Dataset excerpts
◇ ◇ ◇
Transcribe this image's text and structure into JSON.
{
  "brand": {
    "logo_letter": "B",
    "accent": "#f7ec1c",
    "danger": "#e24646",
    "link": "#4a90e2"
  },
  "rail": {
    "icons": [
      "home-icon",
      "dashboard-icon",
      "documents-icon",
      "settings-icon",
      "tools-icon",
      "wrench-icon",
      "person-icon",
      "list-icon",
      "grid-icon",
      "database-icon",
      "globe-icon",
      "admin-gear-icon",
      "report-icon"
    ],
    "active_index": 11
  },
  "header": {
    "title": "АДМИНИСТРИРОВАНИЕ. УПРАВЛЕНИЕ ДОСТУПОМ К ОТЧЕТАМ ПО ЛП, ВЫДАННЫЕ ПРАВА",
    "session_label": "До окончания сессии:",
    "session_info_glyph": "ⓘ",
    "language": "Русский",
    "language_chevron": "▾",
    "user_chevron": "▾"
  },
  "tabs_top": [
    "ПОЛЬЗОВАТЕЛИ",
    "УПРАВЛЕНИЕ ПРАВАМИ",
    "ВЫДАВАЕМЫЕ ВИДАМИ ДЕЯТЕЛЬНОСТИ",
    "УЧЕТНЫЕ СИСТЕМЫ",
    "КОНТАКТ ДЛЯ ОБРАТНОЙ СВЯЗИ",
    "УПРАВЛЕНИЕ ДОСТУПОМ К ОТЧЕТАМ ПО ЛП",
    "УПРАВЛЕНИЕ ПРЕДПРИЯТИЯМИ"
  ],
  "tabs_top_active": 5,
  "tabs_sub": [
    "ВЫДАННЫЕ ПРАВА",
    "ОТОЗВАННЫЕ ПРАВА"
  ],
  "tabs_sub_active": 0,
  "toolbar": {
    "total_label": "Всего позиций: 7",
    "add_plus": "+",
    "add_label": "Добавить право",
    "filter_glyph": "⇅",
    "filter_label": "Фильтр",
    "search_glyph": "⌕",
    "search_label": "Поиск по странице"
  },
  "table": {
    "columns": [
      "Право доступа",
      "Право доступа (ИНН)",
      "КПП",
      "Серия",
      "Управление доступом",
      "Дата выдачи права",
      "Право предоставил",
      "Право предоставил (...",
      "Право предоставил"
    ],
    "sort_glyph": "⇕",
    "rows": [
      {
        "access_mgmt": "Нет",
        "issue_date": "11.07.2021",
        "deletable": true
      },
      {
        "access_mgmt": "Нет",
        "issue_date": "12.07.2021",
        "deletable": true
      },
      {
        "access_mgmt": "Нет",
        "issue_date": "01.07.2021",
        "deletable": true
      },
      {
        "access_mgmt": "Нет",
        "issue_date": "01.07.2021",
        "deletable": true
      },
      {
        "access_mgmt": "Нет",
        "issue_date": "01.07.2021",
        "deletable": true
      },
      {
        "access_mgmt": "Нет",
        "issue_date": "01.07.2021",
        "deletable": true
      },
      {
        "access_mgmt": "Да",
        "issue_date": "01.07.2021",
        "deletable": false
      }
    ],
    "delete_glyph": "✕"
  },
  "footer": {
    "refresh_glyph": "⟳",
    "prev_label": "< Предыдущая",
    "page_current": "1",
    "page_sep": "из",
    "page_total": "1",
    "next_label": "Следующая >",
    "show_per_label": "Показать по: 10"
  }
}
◇ ◇ ◇
Job - Without leaving anything out, quote all the data.

Response for this exercise -
Transcribe this image's text and structure into JSON.
{
  "brand": {
    "logo_letter": "B",
    "accent": "#f7ec1c",
    "danger": "#e24646",
    "link": "#4a90e2"
  },
  "rail": {
    "icons": [
      "home-icon",
      "dashboard-icon",
      "documents-icon",
      "settings-icon",
      "tools-icon",
      "wrench-icon",
      "person-icon",
      "list-icon",
      "grid-icon",
      "database-icon",
      "globe-icon",
      "admin-gear-icon",
      "report-icon"
    ],
    "active_index": 11
  },
  "header": {
    "title": "АДМИНИСТРИРОВАНИЕ. УПРАВЛЕНИЕ ДОСТУПОМ К ОТЧЕТАМ ПО ЛП, ВЫДАННЫЕ ПРАВА",
    "session_label": "До окончания сессии:",
    "session_info_glyph": "ⓘ",
    "language": "Русский",
    "language_chevron": "▾",
    "user_chevron": "▾"
  },
  "tabs_top": [
    "ПОЛЬЗОВАТЕЛИ",
    "УПРАВЛЕНИЕ ПРАВАМИ",
    "ВЫДАВАЕМЫЕ ВИДАМИ ДЕЯТЕЛЬНОСТИ",
    "УЧЕТНЫЕ СИСТЕМЫ",
    "КОНТАКТ ДЛЯ ОБРАТНОЙ СВЯЗИ",
    "УПРАВЛЕНИЕ ДОСТУПОМ К ОТЧЕТАМ ПО ЛП",
    "УПРАВЛЕНИЕ ПРЕДПРИЯТИЯМИ"
  ],
  "tabs_top_active": 5,
  "tabs_sub": [
    "ВЫДАННЫЕ ПРАВА",
    "ОТОЗВАННЫЕ ПРАВА"
  ],
  "tabs_sub_active": 0,
  "toolbar": {
    "total_label": "Всего позиций: 7",
    "add_plus": "+",
    "add_label": "Добавить право",
    "filter_glyph": "⇅",
    "filter_label": "Фильтр",
    "search_glyph": "⌕",
    "search_label": "Поиск по странице"
  },
  "table": {
    "columns": [
      "Право доступа",
      "Право доступа (ИНН)",
      "КПП",
      "Серия",
      "Управление доступом",
      "Дата выдачи права",
      "Право предоставил",
      "Право предоставил (...",
      "Право предоставил"
    ],
    "sort_glyph": "⇕",
    "rows": [
      {
        "access_mgmt": "Нет",
        "issue_date": "11.07.2021",
        "deletable": true
      },
      {
        "access_mgmt": "Нет",
        "issue_date": "12.07.2021",
        "deletable": true
      },
      {
        "access_mgmt": "Нет",
        "issue_date": "01.07.2021",
        "deletable": true
      },
      {
        "access_mgmt": "Нет",
        "issue_date": "01.07.2021",
        "deletable": true
      },
      {
        "access_mgmt": "Нет",
        "issue_date": "01.07.2021",
        "deletable": true
      },
      {
        "access_mgmt": "Нет",
        "issue_date": "01.07.2021",
        "deletable": true
      },
      {
        "access_mgmt": "Да",
        "issue_date": "01.07.2021",
        "deletable": false
      }
    ],
    "delete_glyph": "✕"
  },
  "footer": {
    "refresh_glyph": "⟳",
    "prev_label": "< Предыдущая",
    "page_current": "1",
    "page_sep": "из",
    "page_total": "1",
    "next_label": "Следующая >",
    "show_per_label": "Показать по: 10"
  }
}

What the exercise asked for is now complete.